╭─ Record excerpts
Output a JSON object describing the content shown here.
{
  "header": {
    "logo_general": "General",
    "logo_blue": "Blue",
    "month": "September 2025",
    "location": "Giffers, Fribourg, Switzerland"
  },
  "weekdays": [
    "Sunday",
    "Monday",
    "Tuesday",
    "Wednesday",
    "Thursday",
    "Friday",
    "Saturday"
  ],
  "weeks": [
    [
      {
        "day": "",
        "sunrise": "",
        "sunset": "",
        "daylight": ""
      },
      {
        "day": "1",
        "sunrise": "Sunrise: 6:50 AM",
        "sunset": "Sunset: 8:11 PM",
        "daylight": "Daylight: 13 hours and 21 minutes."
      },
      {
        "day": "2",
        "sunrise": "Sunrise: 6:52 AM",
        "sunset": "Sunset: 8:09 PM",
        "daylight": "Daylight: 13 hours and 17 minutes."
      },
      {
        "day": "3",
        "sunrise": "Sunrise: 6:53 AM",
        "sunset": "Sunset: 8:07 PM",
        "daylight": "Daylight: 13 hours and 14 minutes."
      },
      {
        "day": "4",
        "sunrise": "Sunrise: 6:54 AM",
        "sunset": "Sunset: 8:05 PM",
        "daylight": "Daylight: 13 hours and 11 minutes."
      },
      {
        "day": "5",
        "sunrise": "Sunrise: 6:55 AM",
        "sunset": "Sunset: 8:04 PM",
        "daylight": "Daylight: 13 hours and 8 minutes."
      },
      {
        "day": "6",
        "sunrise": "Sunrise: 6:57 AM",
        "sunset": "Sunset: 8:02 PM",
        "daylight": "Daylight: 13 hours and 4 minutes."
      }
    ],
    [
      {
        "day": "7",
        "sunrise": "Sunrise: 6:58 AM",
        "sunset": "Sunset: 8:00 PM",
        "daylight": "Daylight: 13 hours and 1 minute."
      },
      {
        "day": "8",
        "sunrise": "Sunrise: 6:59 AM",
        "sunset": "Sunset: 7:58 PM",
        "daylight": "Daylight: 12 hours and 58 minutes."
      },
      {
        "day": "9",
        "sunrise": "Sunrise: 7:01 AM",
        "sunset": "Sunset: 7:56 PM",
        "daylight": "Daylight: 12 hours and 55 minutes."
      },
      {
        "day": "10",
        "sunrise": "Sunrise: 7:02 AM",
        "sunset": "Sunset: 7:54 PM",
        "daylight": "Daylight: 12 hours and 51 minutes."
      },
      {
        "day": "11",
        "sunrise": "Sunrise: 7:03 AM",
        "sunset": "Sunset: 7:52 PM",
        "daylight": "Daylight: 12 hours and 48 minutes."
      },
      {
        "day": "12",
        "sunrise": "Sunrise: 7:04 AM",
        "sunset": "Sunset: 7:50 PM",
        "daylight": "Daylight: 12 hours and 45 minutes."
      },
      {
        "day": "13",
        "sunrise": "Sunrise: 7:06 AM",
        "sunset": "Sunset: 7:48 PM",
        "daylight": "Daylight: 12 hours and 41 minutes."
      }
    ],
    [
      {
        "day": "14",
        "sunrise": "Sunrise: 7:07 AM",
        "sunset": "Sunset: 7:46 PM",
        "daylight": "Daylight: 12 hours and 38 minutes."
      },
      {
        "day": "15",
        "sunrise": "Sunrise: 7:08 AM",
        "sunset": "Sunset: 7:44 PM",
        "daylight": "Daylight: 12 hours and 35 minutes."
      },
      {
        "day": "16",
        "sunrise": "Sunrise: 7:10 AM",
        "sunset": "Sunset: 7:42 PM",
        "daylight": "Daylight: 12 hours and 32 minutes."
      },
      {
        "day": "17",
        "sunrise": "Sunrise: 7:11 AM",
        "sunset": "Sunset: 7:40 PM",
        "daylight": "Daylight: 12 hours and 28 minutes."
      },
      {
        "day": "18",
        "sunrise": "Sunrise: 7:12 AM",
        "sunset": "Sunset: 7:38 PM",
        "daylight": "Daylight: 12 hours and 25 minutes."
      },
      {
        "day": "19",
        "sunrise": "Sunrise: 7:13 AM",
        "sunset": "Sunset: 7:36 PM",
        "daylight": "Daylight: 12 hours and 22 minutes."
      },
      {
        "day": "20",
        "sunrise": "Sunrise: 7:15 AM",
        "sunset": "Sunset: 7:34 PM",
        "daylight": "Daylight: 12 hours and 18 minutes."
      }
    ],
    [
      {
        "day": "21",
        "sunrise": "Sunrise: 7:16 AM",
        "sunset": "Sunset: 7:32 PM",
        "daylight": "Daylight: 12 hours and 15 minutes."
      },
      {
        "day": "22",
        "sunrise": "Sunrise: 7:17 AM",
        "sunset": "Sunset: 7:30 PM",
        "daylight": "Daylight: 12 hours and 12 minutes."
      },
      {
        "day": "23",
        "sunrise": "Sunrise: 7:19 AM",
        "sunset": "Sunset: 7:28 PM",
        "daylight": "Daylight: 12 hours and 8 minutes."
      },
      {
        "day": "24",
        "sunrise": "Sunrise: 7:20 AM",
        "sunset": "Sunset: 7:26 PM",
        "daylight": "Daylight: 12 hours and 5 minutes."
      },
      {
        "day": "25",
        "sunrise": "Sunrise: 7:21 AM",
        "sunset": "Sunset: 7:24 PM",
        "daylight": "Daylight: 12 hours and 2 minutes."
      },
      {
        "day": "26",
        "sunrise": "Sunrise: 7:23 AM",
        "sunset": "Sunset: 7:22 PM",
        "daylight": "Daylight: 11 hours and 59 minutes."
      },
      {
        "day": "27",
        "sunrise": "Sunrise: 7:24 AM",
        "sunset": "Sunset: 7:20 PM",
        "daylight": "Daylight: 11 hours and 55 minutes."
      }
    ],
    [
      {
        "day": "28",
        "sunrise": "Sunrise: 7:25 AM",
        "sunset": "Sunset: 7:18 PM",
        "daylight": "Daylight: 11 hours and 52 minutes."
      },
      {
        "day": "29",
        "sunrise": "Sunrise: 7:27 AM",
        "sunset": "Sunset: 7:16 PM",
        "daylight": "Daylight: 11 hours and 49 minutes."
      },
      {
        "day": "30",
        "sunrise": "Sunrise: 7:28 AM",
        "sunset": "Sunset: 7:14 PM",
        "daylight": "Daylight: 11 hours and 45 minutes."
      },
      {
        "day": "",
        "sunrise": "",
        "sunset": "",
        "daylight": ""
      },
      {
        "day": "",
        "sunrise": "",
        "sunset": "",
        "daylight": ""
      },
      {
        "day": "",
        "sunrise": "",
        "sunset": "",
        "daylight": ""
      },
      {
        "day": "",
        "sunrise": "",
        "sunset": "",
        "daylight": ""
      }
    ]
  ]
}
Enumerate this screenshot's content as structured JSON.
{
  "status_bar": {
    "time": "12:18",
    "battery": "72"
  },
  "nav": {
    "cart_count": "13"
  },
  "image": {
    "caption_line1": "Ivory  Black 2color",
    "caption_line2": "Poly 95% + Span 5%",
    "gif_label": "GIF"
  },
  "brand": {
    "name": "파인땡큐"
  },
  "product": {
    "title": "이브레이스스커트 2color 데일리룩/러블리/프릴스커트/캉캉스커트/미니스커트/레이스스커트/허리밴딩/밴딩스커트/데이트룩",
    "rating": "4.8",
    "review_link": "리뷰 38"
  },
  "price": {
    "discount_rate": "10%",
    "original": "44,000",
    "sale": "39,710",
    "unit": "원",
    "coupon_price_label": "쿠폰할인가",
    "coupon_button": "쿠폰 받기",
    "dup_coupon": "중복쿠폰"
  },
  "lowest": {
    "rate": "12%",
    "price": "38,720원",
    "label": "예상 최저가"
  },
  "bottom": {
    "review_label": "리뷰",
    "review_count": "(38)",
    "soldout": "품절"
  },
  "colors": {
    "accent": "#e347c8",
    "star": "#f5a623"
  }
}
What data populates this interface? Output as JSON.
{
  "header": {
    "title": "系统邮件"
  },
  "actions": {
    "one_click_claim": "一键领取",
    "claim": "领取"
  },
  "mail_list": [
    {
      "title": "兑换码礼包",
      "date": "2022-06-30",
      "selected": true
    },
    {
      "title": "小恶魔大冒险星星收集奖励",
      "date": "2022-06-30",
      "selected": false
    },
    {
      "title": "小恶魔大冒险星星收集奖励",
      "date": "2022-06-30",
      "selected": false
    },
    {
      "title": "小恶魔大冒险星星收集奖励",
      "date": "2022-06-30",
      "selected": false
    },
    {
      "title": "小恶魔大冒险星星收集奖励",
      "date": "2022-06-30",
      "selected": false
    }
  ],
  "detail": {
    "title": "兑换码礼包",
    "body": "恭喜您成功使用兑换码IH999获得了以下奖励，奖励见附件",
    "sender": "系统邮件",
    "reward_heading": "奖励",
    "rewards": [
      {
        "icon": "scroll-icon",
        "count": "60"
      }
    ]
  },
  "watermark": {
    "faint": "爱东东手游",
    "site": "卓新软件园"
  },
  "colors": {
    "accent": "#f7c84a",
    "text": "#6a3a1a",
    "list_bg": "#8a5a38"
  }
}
╰─
» **Prompt**
Nothing outside the span should appear: transcribe the lines from the one containing "What data populates" through the last line of the records.

» **Solution to the problem**
What data populates this interface? Output as JSON.
{
  "header": {
    "title": "系统邮件"
  },
  "actions": {
    "one_click_claim": "一键领取",
    "claim": "领取"
  },
  "mail_list": [
    {
      "title": "兑换码礼包",
      "date": "2022-06-30",
      "selected": true
    },
    {
      "title": "小恶魔大冒险星星收集奖励",
      "date": "2022-06-30",
      "selected": false
    },
    {
      "title": "小恶魔大冒险星星收集奖励",
      "date": "2022-06-30",
      "selected": false
    },
    {
      "title": "小恶魔大冒险星星收集奖励",
      "date": "2022-06-30",
      "selected": false
    },
    {
      "title": "小恶魔大冒险星星收集奖励",
      "date": "2022-06-30",
      "selected": false
    }
  ],
  "detail": {
    "title": "兑换码礼包",
    "body": "恭喜您成功使用兑换码IH999获得了以下奖励，奖励见附件",
    "sender": "系统邮件",
    "reward_heading": "奖励",
    "rewards": [
      {
        "icon": "scroll-icon",
        "count": "60"
      }
    ]
  },
  "watermark": {
    "faint": "爱东东手游",
    "site": "卓新软件园"
  },
  "colors": {
    "accent": "#f7c84a",
    "text": "#6a3a1a",
    "list_bg": "#8a5a38"
  }
}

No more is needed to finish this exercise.